--- BEGIN Records ---

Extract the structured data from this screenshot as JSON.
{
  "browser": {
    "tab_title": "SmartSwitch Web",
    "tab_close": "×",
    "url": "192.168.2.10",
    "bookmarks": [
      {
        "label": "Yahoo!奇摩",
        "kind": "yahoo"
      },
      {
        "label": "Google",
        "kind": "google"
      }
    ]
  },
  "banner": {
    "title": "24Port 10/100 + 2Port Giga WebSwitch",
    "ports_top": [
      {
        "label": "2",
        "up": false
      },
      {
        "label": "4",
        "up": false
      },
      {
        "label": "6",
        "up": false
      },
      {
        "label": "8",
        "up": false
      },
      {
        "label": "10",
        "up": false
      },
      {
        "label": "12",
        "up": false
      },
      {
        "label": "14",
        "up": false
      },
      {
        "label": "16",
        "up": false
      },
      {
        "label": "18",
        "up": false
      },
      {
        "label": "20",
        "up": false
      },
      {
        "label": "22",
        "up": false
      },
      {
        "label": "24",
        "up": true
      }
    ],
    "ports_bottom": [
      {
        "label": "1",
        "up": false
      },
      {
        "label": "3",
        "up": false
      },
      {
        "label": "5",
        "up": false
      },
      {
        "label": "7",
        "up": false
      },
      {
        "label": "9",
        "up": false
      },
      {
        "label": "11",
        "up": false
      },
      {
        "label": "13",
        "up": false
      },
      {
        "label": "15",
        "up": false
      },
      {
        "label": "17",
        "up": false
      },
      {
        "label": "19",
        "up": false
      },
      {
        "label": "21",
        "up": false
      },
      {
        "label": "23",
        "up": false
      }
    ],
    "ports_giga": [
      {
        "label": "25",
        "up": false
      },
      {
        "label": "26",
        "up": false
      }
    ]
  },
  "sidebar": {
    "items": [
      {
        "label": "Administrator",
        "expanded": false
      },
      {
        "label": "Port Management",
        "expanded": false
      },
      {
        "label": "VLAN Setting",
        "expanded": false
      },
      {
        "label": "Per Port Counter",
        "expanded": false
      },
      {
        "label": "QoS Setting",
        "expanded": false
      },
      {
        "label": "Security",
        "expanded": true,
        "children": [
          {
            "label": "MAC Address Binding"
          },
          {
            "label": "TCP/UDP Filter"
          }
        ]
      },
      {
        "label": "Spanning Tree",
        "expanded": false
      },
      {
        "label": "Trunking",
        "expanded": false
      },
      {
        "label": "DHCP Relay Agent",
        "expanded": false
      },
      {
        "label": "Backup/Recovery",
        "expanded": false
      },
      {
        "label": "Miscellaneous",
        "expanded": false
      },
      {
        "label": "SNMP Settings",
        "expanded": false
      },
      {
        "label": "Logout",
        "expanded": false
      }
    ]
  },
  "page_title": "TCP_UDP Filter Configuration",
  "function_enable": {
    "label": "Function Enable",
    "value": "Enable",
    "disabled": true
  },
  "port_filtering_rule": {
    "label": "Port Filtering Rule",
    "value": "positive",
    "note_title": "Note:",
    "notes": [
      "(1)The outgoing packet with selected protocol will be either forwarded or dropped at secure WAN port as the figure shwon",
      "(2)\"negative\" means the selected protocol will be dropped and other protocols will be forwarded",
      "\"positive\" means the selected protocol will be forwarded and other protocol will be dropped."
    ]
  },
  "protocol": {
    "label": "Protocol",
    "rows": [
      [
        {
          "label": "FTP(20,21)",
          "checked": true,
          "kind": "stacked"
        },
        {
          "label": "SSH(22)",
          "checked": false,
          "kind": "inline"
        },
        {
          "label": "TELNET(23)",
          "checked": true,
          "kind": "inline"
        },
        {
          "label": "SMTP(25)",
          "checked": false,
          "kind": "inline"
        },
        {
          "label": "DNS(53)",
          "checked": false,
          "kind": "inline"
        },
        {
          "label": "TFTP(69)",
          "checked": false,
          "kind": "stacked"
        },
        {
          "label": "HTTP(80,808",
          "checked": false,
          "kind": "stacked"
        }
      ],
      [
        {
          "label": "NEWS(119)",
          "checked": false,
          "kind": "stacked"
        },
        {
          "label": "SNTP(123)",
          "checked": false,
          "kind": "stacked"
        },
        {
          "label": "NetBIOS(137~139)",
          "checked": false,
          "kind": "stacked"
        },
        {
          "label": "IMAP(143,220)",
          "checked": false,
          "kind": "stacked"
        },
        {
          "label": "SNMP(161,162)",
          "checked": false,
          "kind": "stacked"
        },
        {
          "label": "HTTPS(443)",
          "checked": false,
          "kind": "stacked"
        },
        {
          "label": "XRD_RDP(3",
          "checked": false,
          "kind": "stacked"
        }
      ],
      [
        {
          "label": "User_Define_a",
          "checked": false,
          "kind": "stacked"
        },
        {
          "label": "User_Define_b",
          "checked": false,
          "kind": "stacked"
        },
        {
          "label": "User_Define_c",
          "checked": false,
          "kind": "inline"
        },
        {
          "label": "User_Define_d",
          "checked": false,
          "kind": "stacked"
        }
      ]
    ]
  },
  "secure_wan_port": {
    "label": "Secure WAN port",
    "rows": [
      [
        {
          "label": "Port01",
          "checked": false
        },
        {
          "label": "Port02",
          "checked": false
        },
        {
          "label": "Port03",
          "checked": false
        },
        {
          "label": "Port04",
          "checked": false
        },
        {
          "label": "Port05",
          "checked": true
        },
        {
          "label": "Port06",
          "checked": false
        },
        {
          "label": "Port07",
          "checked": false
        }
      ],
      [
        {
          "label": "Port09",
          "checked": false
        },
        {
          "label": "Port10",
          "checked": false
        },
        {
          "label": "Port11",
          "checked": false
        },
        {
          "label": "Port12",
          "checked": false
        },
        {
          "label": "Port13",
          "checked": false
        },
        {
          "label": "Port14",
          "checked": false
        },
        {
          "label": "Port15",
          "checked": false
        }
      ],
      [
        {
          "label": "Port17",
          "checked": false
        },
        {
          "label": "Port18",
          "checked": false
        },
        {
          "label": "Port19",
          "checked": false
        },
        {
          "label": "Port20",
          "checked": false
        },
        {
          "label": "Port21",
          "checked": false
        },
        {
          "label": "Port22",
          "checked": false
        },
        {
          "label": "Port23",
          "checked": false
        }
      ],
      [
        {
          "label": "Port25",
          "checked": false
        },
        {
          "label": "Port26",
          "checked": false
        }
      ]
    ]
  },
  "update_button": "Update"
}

--- END Records ---

▸ **Goal**
Repeat the material above exactly.

▸ **Answer to the problem**
Extract the structured data from this screenshot as JSON.
{
  "browser": {
    "tab_title": "SmartSwitch Web",
    "tab_close": "×",
    "url": "192.168.2.10",
    "bookmarks": [
      {
        "label": "Yahoo!奇摩",
        "kind": "yahoo"
      },
      {
        "label": "Google",
        "kind": "google"
      }
    ]
  },
  "banner": {
    "title": "24Port 10/100 + 2Port Giga WebSwitch",
    "ports_top": [
      {
        "label": "2",
        "up": false
      },
      {
        "label": "4",
        "up": false
      },
      {
        "label": "6",
        "up": false
      },
      {
        "label": "8",
        "up": false
      },
      {
        "label": "10",
        "up": false
      },
      {
        "label": "12",
        "up": false
      },
      {
        "label": "14",
        "up": false
      },
      {
        "label": "16",
        "up": false
      },
      {
        "label": "18",
        "up": false
      },
      {
        "label": "20",
        "up": false
      },
      {
        "label": "22",
        "up": false
      },
      {
        "label": "24",
        "up": true
      }
    ],
    "ports_bottom": [
      {
        "label": "1",
        "up": false
      },
      {
        "label": "3",
        "up": false
      },
      {
        "label": "5",
        "up": false
      },
      {
        "label": "7",
        "up": false
      },
      {
        "label": "9",
        "up": false
      },
      {
        "label": "11",
        "up": false
      },
      {
        "label": "13",
        "up": false
      },
      {
        "label": "15",
        "up": false
      },
      {
        "label": "17",
        "up": false
      },
      {
        "label": "19",
        "up": false
      },
      {
        "label": "21",
        "up": false
      },
      {
        "label": "23",
        "up": false
      }
    ],
    "ports_giga": [
      {
        "label": "25",
        "up": false
      },
      {
        "label": "26",
        "up": false
      }
    ]
  },
  "sidebar": {
    "items": [
      {
        "label": "Administrator",
        "expanded": false
      },
      {
        "label": "Port Management",
        "expanded": false
      },
      {
        "label": "VLAN Setting",
        "expanded": false
      },
      {
        "label": "Per Port Counter",
        "expanded": false
      },
      {
        "label": "QoS Setting",
        "expanded": false
      },
      {
        "label": "Security",
        "expanded": true,
        "children": [
          {
            "label": "MAC Address Binding"
          },
          {
            "label": "TCP/UDP Filter"
          }
        ]
      },
      {
        "label": "Spanning Tree",
        "expanded": false
      },
      {
        "label": "Trunking",
        "expanded": false
      },
      {
        "label": "DHCP Relay Agent",
        "expanded": false
      },
      {
        "label": "Backup/Recovery",
        "expanded": false
      },
      {
        "label": "Miscellaneous",
        "expanded": false
      },
      {
        "label": "SNMP Settings",
        "expanded": false
      },
      {
        "label": "Logout",
        "expanded": false
      }
    ]
  },
  "page_title": "TCP_UDP Filter Configuration",
  "function_enable": {
    "label": "Function Enable",
    "value": "Enable",
    "disabled": true
  },
  "port_filtering_rule": {
    "label": "Port Filtering Rule",
    "value": "positive",
    "note_title": "Note:",
    "notes": [
      "(1)The outgoing packet with selected protocol will be either forwarded or dropped at secure WAN port as the figure shwon",
      "(2)\"negative\" means the selected protocol will be dropped and other protocols will be forwarded",
      "\"positive\" means the selected protocol will be forwarded and other protocol will be dropped."
    ]
  },
  "protocol": {
    "label": "Protocol",
    "rows": [
      [
        {
          "label": "FTP(20,21)",
          "checked": true,
          "kind": "stacked"
        },
        {
          "label": "SSH(22)",
          "checked": false,
          "kind": "inline"
        },
        {
          "label": "TELNET(23)",
          "checked": true,
          "kind": "inline"
        },
        {
          "label": "SMTP(25)",
          "checked": false,
          "kind": "inline"
        },
        {
          "label": "DNS(53)",
          "checked": false,
          "kind": "inline"
        },
        {
          "label": "TFTP(69)",
          "checked": false,
          "kind": "stacked"
        },
        {
          "label": "HTTP(80,808",
          "checked": false,
          "kind": "stacked"
        }
      ],
      [
        {
          "label": "NEWS(119)",
          "checked": false,
          "kind": "stacked"
        },
        {
          "label": "SNTP(123)",
          "checked": false,
          "kind": "stacked"
        },
        {
          "label": "NetBIOS(137~139)",
          "checked": false,
          "kind": "stacked"
        },
        {
          "label": "IMAP(143,220)",
          "checked": false,
          "kind": "stacked"
        },
        {
          "label": "SNMP(161,162)",
          "checked": false,
          "kind": "stacked"
        },
        {
          "label": "HTTPS(443)",
          "checked": false,
          "kind": "stacked"
        },
        {
          "label": "XRD_RDP(3",
          "checked": false,
          "kind": "stacked"
        }
      ],
      [
        {
          "label": "User_Define_a",
          "checked": false,
          "kind": "stacked"
        },
        {
          "label": "User_Define_b",
          "checked": false,
          "kind": "stacked"
        },
        {
          "label": "User_Define_c",
          "checked": false,
          "kind": "inline"
        },
        {
          "label": "User_Define_d",
          "checked": false,
          "kind": "stacked"
        }
      ]
    ]
  },
  "secure_wan_port": {
    "label": "Secure WAN port",
    "rows": [
      [
        {
          "label": "Port01",
          "checked": false
        },
        {
          "label": "Port02",
          "checked": false
        },
        {
          "label": "Port03",
          "checked": false
        },
        {
          "label": "Port04",
          "checked": false
        },
        {
          "label": "Port05",
          "checked": true
        },
        {
          "label": "Port06",
          "checked": false
        },
        {
          "label": "Port07",
          "checked": false
        }
      ],
      [
        {
          "label": "Port09",
          "checked": false
        },
        {
          "label": "Port10",
          "checked": false
        },
        {
          "label": "Port11",
          "checked": false
        },
        {
          "label": "Port12",
          "checked": false
        },
        {
          "label": "Port13",
          "checked": false
        },
        {
          "label": "Port14",
          "checked": false
        },
        {
          "label": "Port15",
          "checked": false
        }
      ],
      [
        {
          "label": "Port17",
          "checked": false
        },
        {
          "label": "Port18",
          "checked": false
        },
        {
          "label": "Port19",
          "checked": false
        },
        {
          "label": "Port20",
          "checked": false
        },
        {
          "label": "Port21",
          "checked": false
        },
        {
          "label": "Port22",
          "checked": false
        },
        {
          "label": "Port23",
          "checked": false
        }
      ],
      [
        {
          "label": "Port25",
          "checked": false
        },
        {
          "label": "Port26",
          "checked": false
        }
      ]
    ]
  },
  "update_button": "Update"
}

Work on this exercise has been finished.